Written task: Only the number is wanted: how many lines of the data contain "derfor"?

Stored records:
----------------------------------------
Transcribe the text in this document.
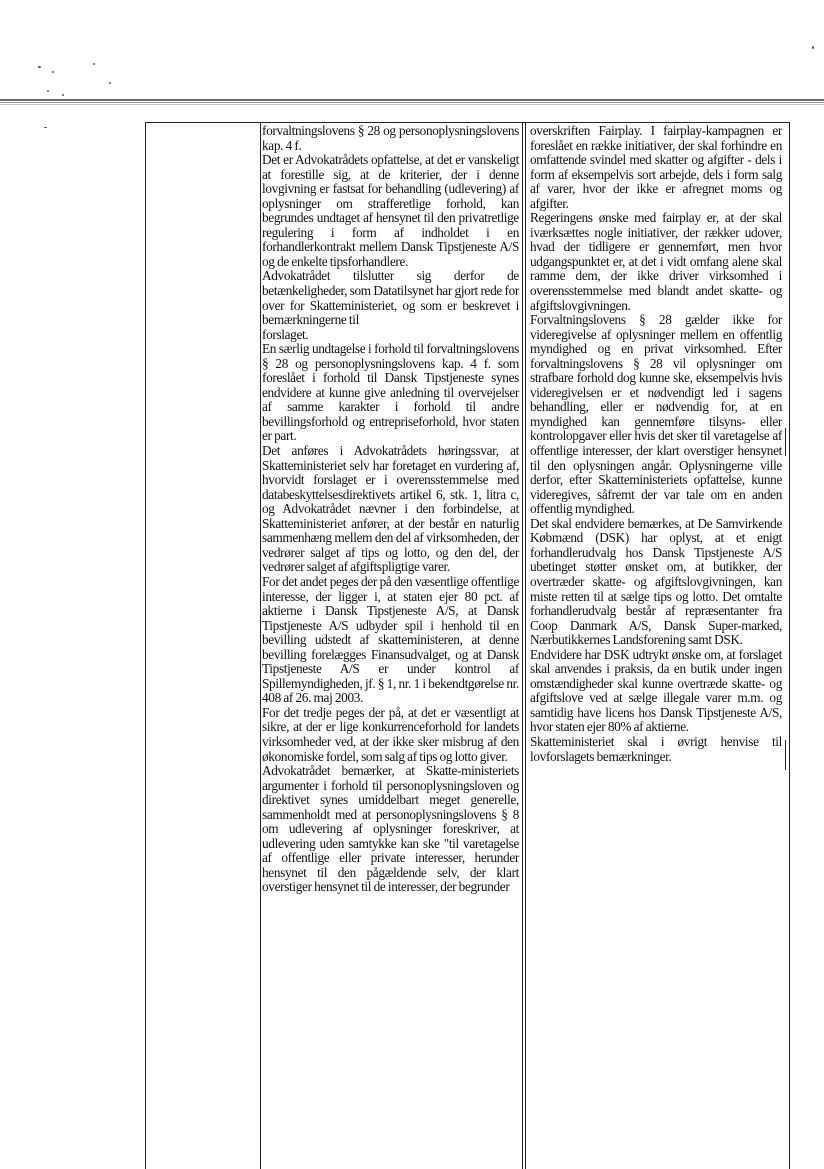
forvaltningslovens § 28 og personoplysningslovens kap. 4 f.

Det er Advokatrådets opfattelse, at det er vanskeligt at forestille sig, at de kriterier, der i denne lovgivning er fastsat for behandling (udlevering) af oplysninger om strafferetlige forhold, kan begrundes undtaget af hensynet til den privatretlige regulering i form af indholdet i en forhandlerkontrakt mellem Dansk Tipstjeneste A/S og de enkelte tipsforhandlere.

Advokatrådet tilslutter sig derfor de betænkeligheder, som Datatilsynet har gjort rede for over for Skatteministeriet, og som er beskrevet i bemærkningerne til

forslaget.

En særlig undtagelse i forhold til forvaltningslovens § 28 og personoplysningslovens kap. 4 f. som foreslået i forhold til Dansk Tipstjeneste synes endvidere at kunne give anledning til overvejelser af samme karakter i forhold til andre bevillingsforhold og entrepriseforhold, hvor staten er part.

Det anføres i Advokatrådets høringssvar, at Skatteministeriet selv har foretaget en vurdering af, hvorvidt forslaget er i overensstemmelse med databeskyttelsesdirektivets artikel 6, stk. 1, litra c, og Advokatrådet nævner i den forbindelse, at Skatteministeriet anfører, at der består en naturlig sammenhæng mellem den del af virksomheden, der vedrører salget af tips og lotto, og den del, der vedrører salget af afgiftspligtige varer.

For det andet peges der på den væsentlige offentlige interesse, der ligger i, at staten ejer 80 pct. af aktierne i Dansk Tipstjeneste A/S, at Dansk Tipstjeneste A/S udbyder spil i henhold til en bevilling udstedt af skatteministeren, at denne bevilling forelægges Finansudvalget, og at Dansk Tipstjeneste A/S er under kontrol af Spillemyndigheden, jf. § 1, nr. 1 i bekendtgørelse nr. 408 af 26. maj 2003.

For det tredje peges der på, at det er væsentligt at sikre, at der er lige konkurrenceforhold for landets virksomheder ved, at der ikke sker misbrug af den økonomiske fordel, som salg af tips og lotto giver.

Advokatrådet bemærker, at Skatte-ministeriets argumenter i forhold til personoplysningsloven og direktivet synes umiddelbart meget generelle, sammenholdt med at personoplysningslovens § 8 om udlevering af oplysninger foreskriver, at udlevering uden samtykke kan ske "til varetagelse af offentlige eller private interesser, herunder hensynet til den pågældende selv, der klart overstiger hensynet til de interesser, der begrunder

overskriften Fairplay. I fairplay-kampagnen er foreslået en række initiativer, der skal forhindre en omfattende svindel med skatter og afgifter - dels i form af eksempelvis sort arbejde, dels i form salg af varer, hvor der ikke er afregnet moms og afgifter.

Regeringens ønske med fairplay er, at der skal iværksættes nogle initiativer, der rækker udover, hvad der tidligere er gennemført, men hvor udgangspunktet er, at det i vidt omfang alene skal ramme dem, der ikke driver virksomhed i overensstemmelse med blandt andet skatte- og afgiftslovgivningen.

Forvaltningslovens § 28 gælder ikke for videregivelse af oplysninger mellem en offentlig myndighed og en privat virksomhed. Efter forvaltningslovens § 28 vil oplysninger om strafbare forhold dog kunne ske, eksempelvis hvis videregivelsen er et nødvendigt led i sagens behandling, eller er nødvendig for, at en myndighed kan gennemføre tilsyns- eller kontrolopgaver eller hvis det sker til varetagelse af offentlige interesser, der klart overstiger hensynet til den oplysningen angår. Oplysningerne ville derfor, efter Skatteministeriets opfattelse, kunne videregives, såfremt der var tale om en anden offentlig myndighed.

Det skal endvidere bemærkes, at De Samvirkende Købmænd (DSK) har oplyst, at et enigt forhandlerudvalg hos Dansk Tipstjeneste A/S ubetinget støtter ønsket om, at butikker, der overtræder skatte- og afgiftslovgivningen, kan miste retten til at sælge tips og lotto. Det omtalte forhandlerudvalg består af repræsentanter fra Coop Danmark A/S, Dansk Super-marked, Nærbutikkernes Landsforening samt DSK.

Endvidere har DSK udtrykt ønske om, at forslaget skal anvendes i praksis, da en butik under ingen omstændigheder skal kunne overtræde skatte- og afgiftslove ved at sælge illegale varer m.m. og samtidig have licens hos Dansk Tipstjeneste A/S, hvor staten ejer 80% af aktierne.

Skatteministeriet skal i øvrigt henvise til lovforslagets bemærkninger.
----------------------------------------
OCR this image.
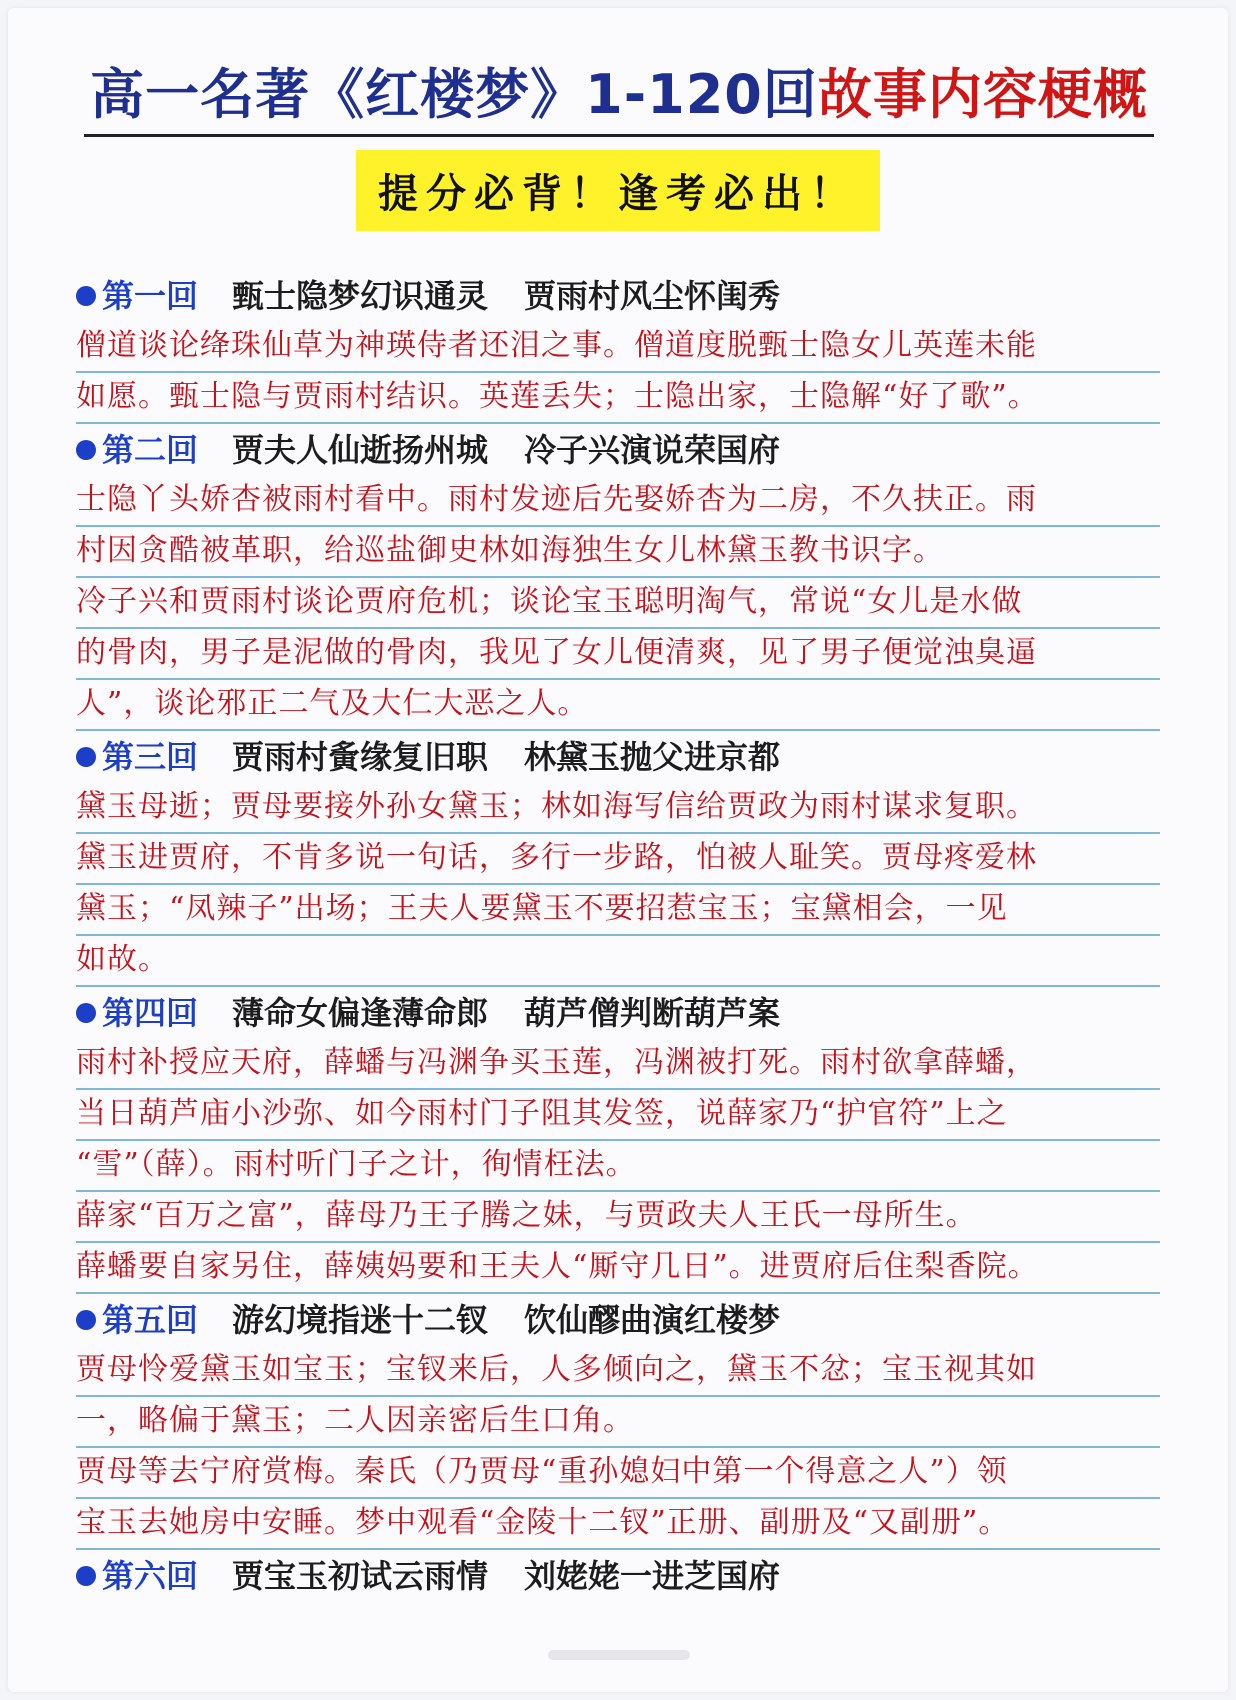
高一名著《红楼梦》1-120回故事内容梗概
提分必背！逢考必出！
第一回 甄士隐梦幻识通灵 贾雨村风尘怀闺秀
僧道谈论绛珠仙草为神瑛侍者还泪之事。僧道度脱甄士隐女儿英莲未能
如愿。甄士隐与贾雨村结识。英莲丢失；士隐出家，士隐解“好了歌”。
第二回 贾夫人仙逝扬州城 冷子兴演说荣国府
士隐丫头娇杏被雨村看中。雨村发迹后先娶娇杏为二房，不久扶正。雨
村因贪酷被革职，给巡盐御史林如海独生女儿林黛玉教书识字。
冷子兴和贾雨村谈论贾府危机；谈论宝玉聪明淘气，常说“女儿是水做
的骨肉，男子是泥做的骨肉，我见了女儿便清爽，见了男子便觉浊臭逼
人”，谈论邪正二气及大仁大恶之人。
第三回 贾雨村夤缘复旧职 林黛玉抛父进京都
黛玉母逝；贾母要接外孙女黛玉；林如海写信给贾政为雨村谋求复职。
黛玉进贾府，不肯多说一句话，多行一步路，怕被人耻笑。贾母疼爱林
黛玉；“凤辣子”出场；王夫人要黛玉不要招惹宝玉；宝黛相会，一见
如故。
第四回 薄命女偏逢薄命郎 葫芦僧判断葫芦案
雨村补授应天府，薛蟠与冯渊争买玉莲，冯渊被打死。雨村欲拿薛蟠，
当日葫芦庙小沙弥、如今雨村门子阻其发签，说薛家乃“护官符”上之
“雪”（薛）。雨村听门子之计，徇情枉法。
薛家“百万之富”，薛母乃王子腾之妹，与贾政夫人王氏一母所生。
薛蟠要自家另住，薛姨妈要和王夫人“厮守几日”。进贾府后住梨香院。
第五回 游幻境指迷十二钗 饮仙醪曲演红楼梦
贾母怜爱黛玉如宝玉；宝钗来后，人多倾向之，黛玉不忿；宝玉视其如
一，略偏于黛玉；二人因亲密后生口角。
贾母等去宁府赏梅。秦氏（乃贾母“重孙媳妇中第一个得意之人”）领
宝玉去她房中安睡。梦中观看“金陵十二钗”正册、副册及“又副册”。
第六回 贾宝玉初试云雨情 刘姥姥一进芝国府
----------------------------------------
Response below: 2